Data extracted from a collection
━━━━

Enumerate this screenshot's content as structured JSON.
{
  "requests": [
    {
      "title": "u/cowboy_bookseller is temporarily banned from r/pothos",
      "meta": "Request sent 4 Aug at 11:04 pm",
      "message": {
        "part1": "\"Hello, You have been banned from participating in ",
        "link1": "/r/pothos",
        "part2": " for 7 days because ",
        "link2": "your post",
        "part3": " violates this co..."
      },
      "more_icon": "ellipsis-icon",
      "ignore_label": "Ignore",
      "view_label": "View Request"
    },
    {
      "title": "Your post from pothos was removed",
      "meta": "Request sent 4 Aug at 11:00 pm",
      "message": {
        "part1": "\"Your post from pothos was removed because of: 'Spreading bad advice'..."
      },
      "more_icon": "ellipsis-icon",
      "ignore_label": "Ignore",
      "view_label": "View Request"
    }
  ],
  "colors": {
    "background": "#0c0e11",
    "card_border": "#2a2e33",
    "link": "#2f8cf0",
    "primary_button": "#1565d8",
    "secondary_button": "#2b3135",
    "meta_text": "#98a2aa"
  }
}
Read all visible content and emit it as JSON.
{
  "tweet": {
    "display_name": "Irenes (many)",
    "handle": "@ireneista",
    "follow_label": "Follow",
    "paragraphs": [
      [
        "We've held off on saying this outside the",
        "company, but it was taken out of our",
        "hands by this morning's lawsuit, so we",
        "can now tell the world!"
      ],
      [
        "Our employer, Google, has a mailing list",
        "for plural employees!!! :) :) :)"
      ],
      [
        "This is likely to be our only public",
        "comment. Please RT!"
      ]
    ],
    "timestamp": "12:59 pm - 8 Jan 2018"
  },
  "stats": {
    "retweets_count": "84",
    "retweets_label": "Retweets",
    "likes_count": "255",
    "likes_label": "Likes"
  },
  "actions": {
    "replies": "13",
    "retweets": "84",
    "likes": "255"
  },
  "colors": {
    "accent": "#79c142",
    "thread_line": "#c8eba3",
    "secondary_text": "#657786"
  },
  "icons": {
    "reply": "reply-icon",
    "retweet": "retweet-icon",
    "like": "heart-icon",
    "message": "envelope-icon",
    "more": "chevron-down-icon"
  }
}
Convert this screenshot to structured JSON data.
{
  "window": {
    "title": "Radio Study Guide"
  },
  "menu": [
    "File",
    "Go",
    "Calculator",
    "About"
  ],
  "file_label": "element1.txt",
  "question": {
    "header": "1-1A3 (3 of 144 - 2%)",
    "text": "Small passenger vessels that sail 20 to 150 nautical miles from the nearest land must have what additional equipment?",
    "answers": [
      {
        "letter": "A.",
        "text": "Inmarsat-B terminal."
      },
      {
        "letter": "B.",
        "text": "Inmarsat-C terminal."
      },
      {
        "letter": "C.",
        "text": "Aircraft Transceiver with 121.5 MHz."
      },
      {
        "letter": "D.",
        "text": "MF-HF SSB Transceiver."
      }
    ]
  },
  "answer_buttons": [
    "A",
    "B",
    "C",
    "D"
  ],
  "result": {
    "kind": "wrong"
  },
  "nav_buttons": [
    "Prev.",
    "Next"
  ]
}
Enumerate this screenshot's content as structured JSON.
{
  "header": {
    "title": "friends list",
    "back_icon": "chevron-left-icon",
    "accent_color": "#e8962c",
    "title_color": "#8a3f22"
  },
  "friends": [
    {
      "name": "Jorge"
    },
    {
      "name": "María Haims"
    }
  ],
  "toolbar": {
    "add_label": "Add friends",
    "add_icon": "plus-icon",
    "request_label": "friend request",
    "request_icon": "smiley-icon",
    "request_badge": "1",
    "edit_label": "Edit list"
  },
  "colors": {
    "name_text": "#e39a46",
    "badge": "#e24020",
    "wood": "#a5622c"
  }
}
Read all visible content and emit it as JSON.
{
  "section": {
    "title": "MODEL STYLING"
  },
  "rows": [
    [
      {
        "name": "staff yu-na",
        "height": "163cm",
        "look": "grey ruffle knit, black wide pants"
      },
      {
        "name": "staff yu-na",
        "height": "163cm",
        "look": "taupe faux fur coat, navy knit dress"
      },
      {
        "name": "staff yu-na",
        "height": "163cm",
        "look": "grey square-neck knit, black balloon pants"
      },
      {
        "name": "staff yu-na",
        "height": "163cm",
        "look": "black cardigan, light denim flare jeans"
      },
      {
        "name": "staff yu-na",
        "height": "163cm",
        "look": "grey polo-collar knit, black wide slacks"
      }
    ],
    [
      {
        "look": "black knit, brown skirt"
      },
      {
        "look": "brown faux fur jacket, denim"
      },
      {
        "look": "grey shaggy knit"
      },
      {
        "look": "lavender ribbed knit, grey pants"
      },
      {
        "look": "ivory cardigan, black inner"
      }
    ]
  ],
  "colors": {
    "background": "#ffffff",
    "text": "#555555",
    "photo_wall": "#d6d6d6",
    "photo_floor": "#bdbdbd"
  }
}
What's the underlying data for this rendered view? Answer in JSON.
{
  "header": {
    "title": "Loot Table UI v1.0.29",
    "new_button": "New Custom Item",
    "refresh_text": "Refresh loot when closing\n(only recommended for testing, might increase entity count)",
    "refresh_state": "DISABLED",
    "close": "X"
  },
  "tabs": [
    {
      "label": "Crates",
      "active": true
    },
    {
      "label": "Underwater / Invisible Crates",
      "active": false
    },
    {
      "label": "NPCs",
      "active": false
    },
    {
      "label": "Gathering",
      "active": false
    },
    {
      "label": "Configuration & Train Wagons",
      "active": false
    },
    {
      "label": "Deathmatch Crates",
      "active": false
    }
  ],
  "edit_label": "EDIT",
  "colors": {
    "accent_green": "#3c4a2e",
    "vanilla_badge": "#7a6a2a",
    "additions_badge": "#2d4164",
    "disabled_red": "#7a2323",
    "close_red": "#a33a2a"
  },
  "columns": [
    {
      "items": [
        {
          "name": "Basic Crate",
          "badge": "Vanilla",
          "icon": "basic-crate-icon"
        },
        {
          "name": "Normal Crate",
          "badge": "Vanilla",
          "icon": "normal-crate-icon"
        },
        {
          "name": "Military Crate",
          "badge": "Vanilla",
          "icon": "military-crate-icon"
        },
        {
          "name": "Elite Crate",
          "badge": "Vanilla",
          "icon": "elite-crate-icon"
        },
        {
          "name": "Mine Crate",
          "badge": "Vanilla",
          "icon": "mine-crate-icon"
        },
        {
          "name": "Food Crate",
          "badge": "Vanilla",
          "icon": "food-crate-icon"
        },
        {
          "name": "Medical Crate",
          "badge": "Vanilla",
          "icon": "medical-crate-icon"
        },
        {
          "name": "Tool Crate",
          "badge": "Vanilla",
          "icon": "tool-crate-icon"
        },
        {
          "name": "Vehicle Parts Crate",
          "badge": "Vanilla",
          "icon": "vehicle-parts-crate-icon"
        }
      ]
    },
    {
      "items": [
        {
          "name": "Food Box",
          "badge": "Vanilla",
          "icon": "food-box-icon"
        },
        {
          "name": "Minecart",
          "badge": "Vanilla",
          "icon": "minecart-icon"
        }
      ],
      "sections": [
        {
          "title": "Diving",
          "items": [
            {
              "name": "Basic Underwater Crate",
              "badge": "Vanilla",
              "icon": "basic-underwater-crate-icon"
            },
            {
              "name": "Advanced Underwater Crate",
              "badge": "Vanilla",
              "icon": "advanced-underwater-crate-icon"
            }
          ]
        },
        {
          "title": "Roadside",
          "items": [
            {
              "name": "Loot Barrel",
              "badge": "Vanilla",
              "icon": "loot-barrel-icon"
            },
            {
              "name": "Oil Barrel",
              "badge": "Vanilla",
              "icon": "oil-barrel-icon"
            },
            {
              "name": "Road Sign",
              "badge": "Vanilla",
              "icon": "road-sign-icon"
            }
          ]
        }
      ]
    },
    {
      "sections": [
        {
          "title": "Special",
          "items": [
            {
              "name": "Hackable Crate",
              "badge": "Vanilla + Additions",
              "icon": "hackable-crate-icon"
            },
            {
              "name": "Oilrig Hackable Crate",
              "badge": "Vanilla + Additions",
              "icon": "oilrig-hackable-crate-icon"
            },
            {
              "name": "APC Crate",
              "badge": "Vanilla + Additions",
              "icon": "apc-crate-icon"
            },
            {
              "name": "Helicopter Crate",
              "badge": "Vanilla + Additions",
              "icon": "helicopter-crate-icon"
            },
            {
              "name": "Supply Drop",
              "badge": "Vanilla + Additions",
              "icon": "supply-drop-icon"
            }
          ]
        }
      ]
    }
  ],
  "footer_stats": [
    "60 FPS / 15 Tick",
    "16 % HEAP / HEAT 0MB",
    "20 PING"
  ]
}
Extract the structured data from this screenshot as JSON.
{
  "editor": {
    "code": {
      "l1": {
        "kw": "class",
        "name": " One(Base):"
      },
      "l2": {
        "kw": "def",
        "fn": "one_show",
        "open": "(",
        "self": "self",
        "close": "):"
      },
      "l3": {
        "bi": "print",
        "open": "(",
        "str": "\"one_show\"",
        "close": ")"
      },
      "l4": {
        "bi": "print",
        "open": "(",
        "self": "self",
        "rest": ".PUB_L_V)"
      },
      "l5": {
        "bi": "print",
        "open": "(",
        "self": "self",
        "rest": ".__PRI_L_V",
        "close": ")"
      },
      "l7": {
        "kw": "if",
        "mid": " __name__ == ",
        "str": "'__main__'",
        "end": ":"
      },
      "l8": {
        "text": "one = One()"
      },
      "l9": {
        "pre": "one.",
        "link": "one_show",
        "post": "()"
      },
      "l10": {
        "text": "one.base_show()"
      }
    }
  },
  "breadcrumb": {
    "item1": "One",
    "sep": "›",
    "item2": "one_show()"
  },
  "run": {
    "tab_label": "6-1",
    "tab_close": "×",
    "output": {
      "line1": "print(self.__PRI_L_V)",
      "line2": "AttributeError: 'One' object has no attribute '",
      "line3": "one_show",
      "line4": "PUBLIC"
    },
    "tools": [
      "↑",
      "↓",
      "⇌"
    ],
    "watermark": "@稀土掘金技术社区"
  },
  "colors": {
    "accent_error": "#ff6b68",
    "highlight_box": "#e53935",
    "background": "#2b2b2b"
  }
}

━━━━

◆ WORK TO COMPLETE ◆
For this exercise, please retype exactly the lines in the listing from the line with "Extract the structured" through its last line, both ends included.

◆ REPLY ◆
Extract the structured data from this screenshot as JSON.
{
  "editor": {
    "code": {
      "l1": {
        "kw": "class",
        "name": " One(Base):"
      },
      "l2": {
        "kw": "def",
        "fn": "one_show",
        "open": "(",
        "self": "self",
        "close": "):"
      },
      "l3": {
        "bi": "print",
        "open": "(",
        "str": "\"one_show\"",
        "close": ")"
      },
      "l4": {
        "bi": "print",
        "open": "(",
        "self": "self",
        "rest": ".PUB_L_V)"
      },
      "l5": {
        "bi": "print",
        "open": "(",
        "self": "self",
        "rest": ".__PRI_L_V",
        "close": ")"
      },
      "l7": {
        "kw": "if",
        "mid": " __name__ == ",
        "str": "'__main__'",
        "end": ":"
      },
      "l8": {
        "text": "one = One()"
      },
      "l9": {
        "pre": "one.",
        "link": "one_show",
        "post": "()"
      },
      "l10": {
        "text": "one.base_show()"
      }
    }
  },
  "breadcrumb": {
    "item1": "One",
    "sep": "›",
    "item2": "one_show()"
  },
  "run": {
    "tab_label": "6-1",
    "tab_close": "×",
    "output": {
      "line1": "print(self.__PRI_L_V)",
      "line2": "AttributeError: 'One' object has no attribute '",
      "line3": "one_show",
      "line4": "PUBLIC"
    },
    "tools": [
      "↑",
      "↓",
      "⇌"
    ],
    "watermark": "@稀土掘金技术社区"
  },
  "colors": {
    "accent_error": "#ff6b68",
    "highlight_box": "#e53935",
    "background": "#2b2b2b"
  }
}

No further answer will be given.